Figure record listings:

»»

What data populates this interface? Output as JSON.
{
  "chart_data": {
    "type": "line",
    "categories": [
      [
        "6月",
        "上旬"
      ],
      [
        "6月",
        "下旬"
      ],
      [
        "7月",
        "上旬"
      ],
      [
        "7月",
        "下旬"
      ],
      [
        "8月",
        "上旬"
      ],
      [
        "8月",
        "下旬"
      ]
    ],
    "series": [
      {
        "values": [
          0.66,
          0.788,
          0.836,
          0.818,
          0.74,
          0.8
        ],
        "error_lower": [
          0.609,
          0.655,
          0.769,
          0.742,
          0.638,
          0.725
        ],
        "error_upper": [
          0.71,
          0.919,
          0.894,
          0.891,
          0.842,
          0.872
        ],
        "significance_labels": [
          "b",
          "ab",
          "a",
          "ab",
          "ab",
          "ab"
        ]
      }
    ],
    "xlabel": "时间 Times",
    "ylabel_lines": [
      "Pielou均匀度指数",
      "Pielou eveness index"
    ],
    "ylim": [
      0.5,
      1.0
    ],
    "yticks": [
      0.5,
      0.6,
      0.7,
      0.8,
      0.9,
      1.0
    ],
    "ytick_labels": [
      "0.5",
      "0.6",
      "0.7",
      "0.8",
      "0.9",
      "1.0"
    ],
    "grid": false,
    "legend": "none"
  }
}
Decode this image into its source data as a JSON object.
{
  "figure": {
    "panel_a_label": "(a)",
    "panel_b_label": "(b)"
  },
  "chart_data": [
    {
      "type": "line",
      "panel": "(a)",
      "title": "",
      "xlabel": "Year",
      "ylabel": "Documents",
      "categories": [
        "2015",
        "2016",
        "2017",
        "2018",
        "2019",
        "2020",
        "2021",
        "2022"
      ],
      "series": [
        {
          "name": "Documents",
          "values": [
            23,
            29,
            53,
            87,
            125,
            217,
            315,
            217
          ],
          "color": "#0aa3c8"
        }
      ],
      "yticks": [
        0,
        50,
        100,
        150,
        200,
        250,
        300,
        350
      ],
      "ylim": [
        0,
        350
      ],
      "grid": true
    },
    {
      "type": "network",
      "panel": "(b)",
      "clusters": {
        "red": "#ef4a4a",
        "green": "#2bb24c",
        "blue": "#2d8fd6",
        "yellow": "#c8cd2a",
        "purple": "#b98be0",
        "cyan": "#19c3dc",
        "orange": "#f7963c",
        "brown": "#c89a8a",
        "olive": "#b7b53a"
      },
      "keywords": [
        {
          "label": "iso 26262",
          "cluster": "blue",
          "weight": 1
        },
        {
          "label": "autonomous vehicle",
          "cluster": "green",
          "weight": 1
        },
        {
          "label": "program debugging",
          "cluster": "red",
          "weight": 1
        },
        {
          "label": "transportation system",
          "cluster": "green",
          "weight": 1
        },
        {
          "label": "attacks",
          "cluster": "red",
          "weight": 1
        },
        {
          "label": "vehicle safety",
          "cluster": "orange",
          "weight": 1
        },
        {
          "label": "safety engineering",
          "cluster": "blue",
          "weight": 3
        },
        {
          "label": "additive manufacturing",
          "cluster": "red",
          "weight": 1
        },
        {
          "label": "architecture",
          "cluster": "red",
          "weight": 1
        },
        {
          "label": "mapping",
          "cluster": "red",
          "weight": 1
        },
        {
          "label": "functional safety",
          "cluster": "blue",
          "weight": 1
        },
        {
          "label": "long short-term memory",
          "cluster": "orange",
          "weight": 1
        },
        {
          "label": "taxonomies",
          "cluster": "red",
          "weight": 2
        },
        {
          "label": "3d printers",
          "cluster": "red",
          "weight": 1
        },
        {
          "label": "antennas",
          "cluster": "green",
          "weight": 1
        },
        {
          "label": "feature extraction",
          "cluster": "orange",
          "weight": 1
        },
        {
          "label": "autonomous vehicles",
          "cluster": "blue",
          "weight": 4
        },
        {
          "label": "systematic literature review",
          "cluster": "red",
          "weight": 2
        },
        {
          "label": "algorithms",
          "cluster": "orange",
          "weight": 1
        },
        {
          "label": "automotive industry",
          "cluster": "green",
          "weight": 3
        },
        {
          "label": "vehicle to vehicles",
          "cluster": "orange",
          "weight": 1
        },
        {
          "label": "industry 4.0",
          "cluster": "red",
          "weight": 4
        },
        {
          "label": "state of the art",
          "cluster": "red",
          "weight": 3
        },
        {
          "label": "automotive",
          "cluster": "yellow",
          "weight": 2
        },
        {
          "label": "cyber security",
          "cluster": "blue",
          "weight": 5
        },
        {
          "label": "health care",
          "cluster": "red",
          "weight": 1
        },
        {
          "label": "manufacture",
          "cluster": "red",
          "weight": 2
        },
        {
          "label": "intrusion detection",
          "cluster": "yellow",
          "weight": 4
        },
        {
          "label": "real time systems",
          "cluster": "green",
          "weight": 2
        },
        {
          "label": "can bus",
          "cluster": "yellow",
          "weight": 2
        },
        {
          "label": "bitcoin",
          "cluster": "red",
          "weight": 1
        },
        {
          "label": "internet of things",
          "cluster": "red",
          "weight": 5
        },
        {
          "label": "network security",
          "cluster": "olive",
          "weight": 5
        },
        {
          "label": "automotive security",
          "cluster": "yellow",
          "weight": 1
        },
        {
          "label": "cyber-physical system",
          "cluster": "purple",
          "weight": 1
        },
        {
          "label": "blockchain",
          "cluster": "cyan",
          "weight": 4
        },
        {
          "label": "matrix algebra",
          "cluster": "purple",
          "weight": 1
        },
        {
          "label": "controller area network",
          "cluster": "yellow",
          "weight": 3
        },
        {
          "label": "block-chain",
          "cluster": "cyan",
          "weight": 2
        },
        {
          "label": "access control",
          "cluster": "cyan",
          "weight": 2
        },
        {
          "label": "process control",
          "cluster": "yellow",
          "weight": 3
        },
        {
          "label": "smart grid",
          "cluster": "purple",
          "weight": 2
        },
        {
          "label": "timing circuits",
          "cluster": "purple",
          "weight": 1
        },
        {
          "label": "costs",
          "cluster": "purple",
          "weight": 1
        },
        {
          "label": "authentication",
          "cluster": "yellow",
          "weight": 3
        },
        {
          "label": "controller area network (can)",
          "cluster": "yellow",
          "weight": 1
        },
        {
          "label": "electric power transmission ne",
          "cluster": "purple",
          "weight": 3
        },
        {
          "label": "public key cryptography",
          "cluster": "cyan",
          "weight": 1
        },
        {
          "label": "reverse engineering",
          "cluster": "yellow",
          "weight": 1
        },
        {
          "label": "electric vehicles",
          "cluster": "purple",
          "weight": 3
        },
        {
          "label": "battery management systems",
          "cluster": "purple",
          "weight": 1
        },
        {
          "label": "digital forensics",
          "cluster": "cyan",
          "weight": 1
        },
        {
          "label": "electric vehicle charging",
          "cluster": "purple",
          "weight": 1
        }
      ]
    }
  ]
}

««

■ **Aim**: Can you reproduce all the material exactly?

■ **Exercise answer**:
What data populates this interface? Output as JSON.
{
  "chart_data": {
    "type": "line",
    "categories": [
      [
        "6月",
        "上旬"
      ],
      [
        "6月",
        "下旬"
      ],
      [
        "7月",
        "上旬"
      ],
      [
        "7月",
        "下旬"
      ],
      [
        "8月",
        "上旬"
      ],
      [
        "8月",
        "下旬"
      ]
    ],
    "series": [
      {
        "values": [
          0.66,
          0.788,
          0.836,
          0.818,
          0.74,
          0.8
        ],
        "error_lower": [
          0.609,
          0.655,
          0.769,
          0.742,
          0.638,
          0.725
        ],
        "error_upper": [
          0.71,
          0.919,
          0.894,
          0.891,
          0.842,
          0.872
        ],
        "significance_labels": [
          "b",
          "ab",
          "a",
          "ab",
          "ab",
          "ab"
        ]
      }
    ],
    "xlabel": "时间 Times",
    "ylabel_lines": [
      "Pielou均匀度指数",
      "Pielou eveness index"
    ],
    "ylim": [
      0.5,
      1.0
    ],
    "yticks": [
      0.5,
      0.6,
      0.7,
      0.8,
      0.9,
      1.0
    ],
    "ytick_labels": [
      "0.5",
      "0.6",
      "0.7",
      "0.8",
      "0.9",
      "1.0"
    ],
    "grid": false,
    "legend": "none"
  }
}
Decode this image into its source data as a JSON object.
{
  "figure": {
    "panel_a_label": "(a)",
    "panel_b_label": "(b)"
  },
  "chart_data": [
    {
      "type": "line",
      "panel": "(a)",
      "title": "",
      "xlabel": "Year",
      "ylabel": "Documents",
      "categories": [
        "2015",
        "2016",
        "2017",
        "2018",
        "2019",
        "2020",
        "2021",
        "2022"
      ],
      "series": [
        {
          "name": "Documents",
          "values": [
            23,
            29,
            53,
            87,
            125,
            217,
            315,
            217
          ],
          "color": "#0aa3c8"
        }
      ],
      "yticks": [
        0,
        50,
        100,
        150,
        200,
        250,
        300,
        350
      ],
      "ylim": [
        0,
        350
      ],
      "grid": true
    },
    {
      "type": "network",
      "panel": "(b)",
      "clusters": {
        "red": "#ef4a4a",
        "green": "#2bb24c",
        "blue": "#2d8fd6",
        "yellow": "#c8cd2a",
        "purple": "#b98be0",
        "cyan": "#19c3dc",
        "orange": "#f7963c",
        "brown": "#c89a8a",
        "olive": "#b7b53a"
      },
      "keywords": [
        {
          "label": "iso 26262",
          "cluster": "blue",
          "weight": 1
        },
        {
          "label": "autonomous vehicle",
          "cluster": "green",
          "weight": 1
        },
        {
          "label": "program debugging",
          "cluster": "red",
          "weight": 1
        },
        {
          "label": "transportation system",
          "cluster": "green",
          "weight": 1
        },
        {
          "label": "attacks",
          "cluster": "red",
          "weight": 1
        },
        {
          "label": "vehicle safety",
          "cluster": "orange",
          "weight": 1
        },
        {
          "label": "safety engineering",
          "cluster": "blue",
          "weight": 3
        },
        {
          "label": "additive manufacturing",
          "cluster": "red",
          "weight": 1
        },
        {
          "label": "architecture",
          "cluster": "red",
          "weight": 1
        },
        {
          "label": "mapping",
          "cluster": "red",
          "weight": 1
        },
        {
          "label": "functional safety",
          "cluster": "blue",
          "weight": 1
        },
        {
          "label": "long short-term memory",
          "cluster": "orange",
          "weight": 1
        },
        {
          "label": "taxonomies",
          "cluster": "red",
          "weight": 2
        },
        {
          "label": "3d printers",
          "cluster": "red",
          "weight": 1
        },
        {
          "label": "antennas",
          "cluster": "green",
          "weight": 1
        },
        {
          "label": "feature extraction",
          "cluster": "orange",
          "weight": 1
        },
        {
          "label": "autonomous vehicles",
          "cluster": "blue",
          "weight": 4
        },
        {
          "label": "systematic literature review",
          "cluster": "red",
          "weight": 2
        },
        {
          "label": "algorithms",
          "cluster": "orange",
          "weight": 1
        },
        {
          "label": "automotive industry",
          "cluster": "green",
          "weight": 3
        },
        {
          "label": "vehicle to vehicles",
          "cluster": "orange",
          "weight": 1
        },
        {
          "label": "industry 4.0",
          "cluster": "red",
          "weight": 4
        },
        {
          "label": "state of the art",
          "cluster": "red",
          "weight": 3
        },
        {
          "label": "automotive",
          "cluster": "yellow",
          "weight": 2
        },
        {
          "label": "cyber security",
          "cluster": "blue",
          "weight": 5
        },
        {
          "label": "health care",
          "cluster": "red",
          "weight": 1
        },
        {
          "label": "manufacture",
          "cluster": "red",
          "weight": 2
        },
        {
          "label": "intrusion detection",
          "cluster": "yellow",
          "weight": 4
        },
        {
          "label": "real time systems",
          "cluster": "green",
          "weight": 2
        },
        {
          "label": "can bus",
          "cluster": "yellow",
          "weight": 2
        },
        {
          "label": "bitcoin",
          "cluster": "red",
          "weight": 1
        },
        {
          "label": "internet of things",
          "cluster": "red",
          "weight": 5
        },
        {
          "label": "network security",
          "cluster": "olive",
          "weight": 5
        },
        {
          "label": "automotive security",
          "cluster": "yellow",
          "weight": 1
        },
        {
          "label": "cyber-physical system",
          "cluster": "purple",
          "weight": 1
        },
        {
          "label": "blockchain",
          "cluster": "cyan",
          "weight": 4
        },
        {
          "label": "matrix algebra",
          "cluster": "purple",
          "weight": 1
        },
        {
          "label": "controller area network",
          "cluster": "yellow",
          "weight": 3
        },
        {
          "label": "block-chain",
          "cluster": "cyan",
          "weight": 2
        },
        {
          "label": "access control",
          "cluster": "cyan",
          "weight": 2
        },
        {
          "label": "process control",
          "cluster": "yellow",
          "weight": 3
        },
        {
          "label": "smart grid",
          "cluster": "purple",
          "weight": 2
        },
        {
          "label": "timing circuits",
          "cluster": "purple",
          "weight": 1
        },
        {
          "label": "costs",
          "cluster": "purple",
          "weight": 1
        },
        {
          "label": "authentication",
          "cluster": "yellow",
          "weight": 3
        },
        {
          "label": "controller area network (can)",
          "cluster": "yellow",
          "weight": 1
        },
        {
          "label": "electric power transmission ne",
          "cluster": "purple",
          "weight": 3
        },
        {
          "label": "public key cryptography",
          "cluster": "cyan",
          "weight": 1
        },
        {
          "label": "reverse engineering",
          "cluster": "yellow",
          "weight": 1
        },
        {
          "label": "electric vehicles",
          "cluster": "purple",
          "weight": 3
        },
        {
          "label": "battery management systems",
          "cluster": "purple",
          "weight": 1
        },
        {
          "label": "digital forensics",
          "cluster": "cyan",
          "weight": 1
        },
        {
          "label": "electric vehicle charging",
          "cluster": "purple",
          "weight": 1
        }
      ]
    }
  ]
}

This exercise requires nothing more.